# Data supplied
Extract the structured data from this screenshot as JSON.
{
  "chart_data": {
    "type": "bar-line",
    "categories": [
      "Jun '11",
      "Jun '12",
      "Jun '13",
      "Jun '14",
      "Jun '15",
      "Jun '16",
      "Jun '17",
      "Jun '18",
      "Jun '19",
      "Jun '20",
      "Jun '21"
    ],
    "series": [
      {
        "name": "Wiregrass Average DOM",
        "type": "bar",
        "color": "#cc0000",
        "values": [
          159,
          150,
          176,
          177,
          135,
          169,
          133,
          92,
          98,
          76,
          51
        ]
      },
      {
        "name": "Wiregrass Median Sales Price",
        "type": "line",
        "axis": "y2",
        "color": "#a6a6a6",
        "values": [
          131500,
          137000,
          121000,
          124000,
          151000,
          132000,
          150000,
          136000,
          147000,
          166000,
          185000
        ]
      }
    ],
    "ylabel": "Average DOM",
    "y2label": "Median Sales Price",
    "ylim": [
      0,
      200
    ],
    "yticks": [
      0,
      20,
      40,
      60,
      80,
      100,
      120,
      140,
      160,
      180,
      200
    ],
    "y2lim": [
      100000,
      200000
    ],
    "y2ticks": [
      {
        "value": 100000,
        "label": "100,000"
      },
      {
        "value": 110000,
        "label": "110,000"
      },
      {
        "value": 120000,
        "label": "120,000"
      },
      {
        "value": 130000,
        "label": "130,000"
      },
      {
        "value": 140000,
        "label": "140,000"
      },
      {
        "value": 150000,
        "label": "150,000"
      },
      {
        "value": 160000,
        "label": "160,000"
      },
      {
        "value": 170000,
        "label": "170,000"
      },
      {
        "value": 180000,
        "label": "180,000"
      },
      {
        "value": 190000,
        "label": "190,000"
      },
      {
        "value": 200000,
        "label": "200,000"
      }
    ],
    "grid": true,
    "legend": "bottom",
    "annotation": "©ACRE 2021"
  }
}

# Work required
Reproduce the listing above verbatim, from first line to last.

# Expected answer
Extract the structured data from this screenshot as JSON.
{
  "chart_data": {
    "type": "bar-line",
    "categories": [
      "Jun '11",
      "Jun '12",
      "Jun '13",
      "Jun '14",
      "Jun '15",
      "Jun '16",
      "Jun '17",
      "Jun '18",
      "Jun '19",
      "Jun '20",
      "Jun '21"
    ],
    "series": [
      {
        "name": "Wiregrass Average DOM",
        "type": "bar",
        "color": "#cc0000",
        "values": [
          159,
          150,
          176,
          177,
          135,
          169,
          133,
          92,
          98,
          76,
          51
        ]
      },
      {
        "name": "Wiregrass Median Sales Price",
        "type": "line",
        "axis": "y2",
        "color": "#a6a6a6",
        "values": [
          131500,
          137000,
          121000,
          124000,
          151000,
          132000,
          150000,
          136000,
          147000,
          166000,
          185000
        ]
      }
    ],
    "ylabel": "Average DOM",
    "y2label": "Median Sales Price",
    "ylim": [
      0,
      200
    ],
    "yticks": [
      0,
      20,
      40,
      60,
      80,
      100,
      120,
      140,
      160,
      180,
      200
    ],
    "y2lim": [
      100000,
      200000
    ],
    "y2ticks": [
      {
        "value": 100000,
        "label": "100,000"
      },
      {
        "value": 110000,
        "label": "110,000"
      },
      {
        "value": 120000,
        "label": "120,000"
      },
      {
        "value": 130000,
        "label": "130,000"
      },
      {
        "value": 140000,
        "label": "140,000"
      },
      {
        "value": 150000,
        "label": "150,000"
      },
      {
        "value": 160000,
        "label": "160,000"
      },
      {
        "value": 170000,
        "label": "170,000"
      },
      {
        "value": 180000,
        "label": "180,000"
      },
      {
        "value": 190000,
        "label": "190,000"
      },
      {
        "value": 200000,
        "label": "200,000"
      }
    ],
    "grid": true,
    "legend": "bottom",
    "annotation": "©ACRE 2021"
  }
}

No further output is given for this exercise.